- **What the exercise asks**
From the entries below, pull out the lines verbatim, starting with the line that contains "tooltip-row-orbit-3: Orbit 3" and going on through the line that contains "377, 808, 386]", both included.

- **Source data**
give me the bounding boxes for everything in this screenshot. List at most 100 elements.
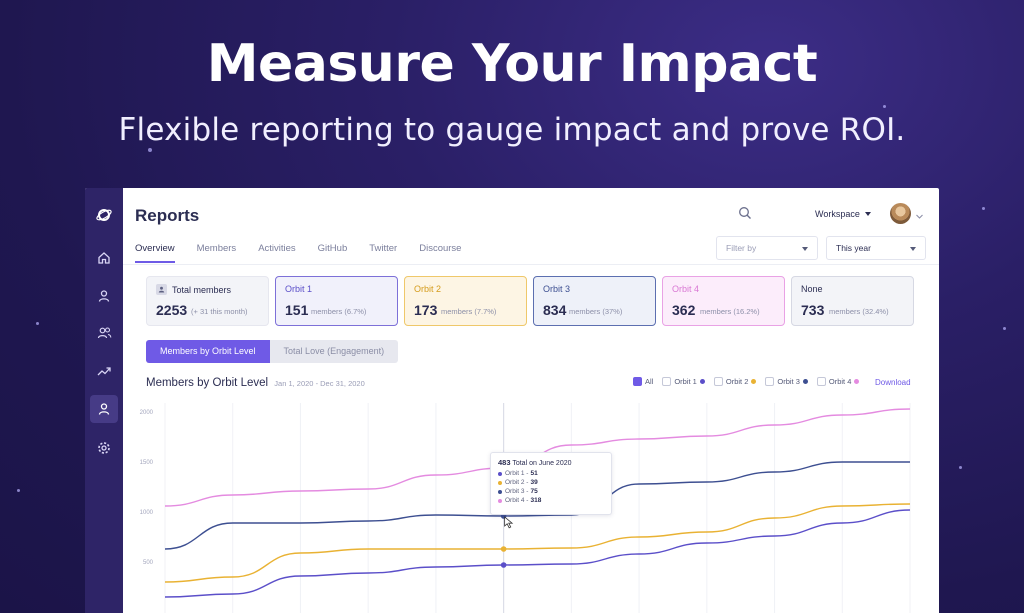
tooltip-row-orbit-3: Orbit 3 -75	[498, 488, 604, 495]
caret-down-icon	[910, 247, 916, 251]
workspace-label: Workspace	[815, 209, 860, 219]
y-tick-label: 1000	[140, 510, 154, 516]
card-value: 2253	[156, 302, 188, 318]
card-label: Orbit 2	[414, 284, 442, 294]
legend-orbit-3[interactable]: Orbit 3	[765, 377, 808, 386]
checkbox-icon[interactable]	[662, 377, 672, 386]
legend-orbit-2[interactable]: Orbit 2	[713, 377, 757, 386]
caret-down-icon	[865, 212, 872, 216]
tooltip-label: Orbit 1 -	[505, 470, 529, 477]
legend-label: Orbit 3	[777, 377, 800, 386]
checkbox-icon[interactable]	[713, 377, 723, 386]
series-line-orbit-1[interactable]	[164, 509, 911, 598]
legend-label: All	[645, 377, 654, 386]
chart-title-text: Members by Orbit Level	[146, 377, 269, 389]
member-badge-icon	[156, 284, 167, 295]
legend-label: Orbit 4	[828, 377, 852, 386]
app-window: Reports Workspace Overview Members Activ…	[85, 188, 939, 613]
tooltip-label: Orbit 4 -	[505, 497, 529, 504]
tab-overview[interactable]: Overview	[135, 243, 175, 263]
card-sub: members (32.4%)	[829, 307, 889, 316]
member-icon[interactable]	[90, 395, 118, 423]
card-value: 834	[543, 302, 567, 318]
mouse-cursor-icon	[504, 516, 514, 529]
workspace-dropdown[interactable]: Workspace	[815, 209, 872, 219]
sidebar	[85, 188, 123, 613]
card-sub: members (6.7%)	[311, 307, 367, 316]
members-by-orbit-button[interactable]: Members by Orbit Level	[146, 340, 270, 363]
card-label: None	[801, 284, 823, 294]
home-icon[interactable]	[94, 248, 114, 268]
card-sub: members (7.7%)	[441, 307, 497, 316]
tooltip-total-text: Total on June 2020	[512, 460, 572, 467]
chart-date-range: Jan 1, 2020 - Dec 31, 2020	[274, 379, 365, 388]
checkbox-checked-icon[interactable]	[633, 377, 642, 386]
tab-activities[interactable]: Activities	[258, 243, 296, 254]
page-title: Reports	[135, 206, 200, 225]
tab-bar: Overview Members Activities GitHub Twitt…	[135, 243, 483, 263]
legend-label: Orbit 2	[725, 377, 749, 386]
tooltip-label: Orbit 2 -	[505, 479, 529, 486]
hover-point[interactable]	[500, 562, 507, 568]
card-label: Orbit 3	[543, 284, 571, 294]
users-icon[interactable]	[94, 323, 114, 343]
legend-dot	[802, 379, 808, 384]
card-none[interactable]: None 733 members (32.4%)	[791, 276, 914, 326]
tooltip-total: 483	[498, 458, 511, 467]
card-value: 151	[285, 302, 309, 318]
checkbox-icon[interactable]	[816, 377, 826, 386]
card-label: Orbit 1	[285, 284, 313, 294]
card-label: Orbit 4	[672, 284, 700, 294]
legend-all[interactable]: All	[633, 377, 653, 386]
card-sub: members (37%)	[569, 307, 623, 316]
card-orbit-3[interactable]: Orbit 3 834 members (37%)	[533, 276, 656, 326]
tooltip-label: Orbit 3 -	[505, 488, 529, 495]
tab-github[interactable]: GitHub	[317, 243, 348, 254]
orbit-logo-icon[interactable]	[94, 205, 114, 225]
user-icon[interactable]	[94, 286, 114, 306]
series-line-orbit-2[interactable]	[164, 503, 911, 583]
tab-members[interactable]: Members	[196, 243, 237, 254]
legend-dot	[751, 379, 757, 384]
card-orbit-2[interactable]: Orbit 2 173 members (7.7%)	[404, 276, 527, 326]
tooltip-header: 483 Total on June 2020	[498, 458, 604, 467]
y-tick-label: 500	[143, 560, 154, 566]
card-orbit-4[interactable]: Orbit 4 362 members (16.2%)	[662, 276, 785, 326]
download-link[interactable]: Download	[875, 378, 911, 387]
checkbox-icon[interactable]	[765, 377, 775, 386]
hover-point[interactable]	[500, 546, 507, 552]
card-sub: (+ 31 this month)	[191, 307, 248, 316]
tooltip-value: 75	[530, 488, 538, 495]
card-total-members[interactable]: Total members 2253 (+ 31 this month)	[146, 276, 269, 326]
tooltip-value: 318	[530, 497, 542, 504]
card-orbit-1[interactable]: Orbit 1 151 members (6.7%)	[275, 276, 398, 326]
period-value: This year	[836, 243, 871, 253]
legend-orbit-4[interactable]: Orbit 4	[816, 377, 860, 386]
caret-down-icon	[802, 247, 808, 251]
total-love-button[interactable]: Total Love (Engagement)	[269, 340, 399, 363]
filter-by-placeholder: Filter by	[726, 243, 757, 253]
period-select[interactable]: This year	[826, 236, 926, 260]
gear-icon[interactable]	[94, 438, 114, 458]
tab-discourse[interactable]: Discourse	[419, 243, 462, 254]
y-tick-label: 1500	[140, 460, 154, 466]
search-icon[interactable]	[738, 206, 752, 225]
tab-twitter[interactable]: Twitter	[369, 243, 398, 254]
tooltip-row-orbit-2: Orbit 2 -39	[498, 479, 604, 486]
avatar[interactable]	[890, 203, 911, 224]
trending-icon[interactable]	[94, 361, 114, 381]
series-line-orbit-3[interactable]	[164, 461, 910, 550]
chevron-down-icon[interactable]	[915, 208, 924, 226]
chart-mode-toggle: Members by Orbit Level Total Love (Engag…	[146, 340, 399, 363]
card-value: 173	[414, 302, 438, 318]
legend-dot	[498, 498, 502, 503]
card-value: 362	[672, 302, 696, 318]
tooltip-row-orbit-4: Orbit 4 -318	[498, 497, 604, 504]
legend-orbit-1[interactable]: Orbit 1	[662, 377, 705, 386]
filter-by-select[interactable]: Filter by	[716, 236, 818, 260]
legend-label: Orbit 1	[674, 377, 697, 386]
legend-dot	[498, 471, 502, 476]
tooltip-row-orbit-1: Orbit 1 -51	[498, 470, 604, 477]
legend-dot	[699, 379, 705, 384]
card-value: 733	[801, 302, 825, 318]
==
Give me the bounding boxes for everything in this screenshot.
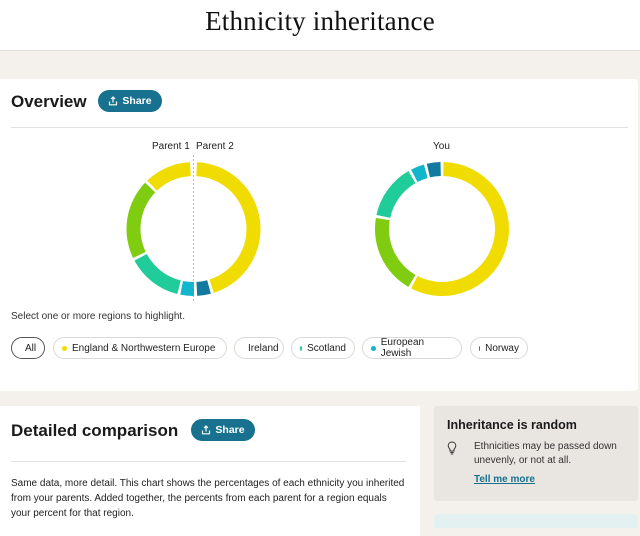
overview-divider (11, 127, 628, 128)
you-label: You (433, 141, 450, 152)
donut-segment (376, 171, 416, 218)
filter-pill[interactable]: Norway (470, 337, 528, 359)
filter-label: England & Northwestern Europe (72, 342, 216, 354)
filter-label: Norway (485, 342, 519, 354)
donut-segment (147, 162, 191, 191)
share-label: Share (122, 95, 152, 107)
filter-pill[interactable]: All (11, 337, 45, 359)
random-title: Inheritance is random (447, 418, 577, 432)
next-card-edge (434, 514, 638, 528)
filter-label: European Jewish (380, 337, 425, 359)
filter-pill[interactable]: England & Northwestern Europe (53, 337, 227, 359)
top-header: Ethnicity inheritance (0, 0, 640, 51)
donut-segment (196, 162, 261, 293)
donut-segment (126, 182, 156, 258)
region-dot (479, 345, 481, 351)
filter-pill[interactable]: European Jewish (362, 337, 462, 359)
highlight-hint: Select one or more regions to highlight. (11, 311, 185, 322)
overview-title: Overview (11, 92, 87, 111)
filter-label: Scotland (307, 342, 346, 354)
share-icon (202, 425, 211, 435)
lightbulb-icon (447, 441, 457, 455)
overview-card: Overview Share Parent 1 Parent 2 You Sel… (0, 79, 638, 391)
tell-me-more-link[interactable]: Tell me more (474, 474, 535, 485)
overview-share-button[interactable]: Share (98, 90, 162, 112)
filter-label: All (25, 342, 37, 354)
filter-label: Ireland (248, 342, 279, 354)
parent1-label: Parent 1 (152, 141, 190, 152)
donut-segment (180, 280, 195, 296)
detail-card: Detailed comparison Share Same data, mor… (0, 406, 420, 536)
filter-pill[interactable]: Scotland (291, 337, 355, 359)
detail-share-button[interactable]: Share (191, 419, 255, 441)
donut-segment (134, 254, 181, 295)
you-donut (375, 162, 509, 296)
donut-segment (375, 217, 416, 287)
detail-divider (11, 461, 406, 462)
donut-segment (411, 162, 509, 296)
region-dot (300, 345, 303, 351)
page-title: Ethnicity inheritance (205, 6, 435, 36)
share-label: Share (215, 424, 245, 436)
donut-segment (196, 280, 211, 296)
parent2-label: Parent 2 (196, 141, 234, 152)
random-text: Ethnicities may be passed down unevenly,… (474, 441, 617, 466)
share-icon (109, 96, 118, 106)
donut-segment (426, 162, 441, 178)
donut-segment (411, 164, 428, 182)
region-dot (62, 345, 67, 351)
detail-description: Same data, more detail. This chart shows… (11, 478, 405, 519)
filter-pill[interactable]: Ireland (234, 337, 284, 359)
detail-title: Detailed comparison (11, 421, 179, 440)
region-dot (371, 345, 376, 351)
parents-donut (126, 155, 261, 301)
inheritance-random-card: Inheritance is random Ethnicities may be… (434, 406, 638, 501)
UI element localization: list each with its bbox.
---
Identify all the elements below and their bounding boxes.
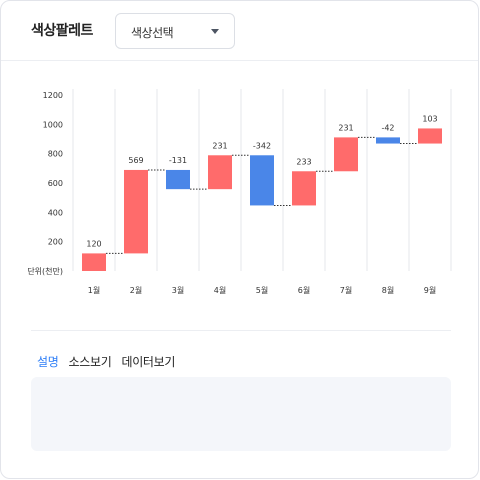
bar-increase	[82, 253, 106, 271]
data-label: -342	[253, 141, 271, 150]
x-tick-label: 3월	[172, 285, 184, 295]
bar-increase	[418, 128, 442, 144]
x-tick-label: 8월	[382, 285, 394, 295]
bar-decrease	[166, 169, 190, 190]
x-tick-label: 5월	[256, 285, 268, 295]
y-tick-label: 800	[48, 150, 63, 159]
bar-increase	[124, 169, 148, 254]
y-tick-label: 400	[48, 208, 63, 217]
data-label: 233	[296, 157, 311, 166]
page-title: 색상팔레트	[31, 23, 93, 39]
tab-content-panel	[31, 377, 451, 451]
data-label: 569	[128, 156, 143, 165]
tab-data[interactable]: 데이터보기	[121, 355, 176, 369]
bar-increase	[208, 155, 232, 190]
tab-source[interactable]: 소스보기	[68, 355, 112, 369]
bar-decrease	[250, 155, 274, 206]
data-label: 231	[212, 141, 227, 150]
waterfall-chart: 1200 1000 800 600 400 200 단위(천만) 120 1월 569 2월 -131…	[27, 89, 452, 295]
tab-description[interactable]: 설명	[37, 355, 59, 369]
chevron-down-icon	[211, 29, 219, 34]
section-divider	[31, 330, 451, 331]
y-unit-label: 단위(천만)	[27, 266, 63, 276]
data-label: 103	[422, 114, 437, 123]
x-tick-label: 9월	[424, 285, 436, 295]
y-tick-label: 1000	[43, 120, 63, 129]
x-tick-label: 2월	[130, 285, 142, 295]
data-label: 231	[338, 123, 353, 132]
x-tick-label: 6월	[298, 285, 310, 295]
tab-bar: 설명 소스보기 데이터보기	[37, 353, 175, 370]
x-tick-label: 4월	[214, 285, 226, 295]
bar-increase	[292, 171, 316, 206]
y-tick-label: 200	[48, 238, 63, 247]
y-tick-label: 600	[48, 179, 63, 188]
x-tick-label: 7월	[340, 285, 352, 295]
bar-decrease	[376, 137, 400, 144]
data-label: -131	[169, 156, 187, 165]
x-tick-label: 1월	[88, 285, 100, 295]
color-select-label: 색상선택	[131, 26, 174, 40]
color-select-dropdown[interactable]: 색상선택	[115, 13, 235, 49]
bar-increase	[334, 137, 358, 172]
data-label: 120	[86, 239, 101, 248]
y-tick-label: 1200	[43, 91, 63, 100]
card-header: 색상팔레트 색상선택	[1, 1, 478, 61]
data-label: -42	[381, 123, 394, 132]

- **Correct response**
tooltip-row-orbit-3: Orbit 3 -75	[498, 488, 604, 495]
caret-down-icon	[910, 247, 916, 251]
workspace-label: Workspace	[815, 209, 860, 219]
y-tick-label: 1000	[140, 510, 154, 516]
card-value: 2253	[156, 302, 188, 318]
card-label: Orbit 2	[414, 284, 442, 294]
legend-orbit-3[interactable]: Orbit 3	[765, 377, 808, 386]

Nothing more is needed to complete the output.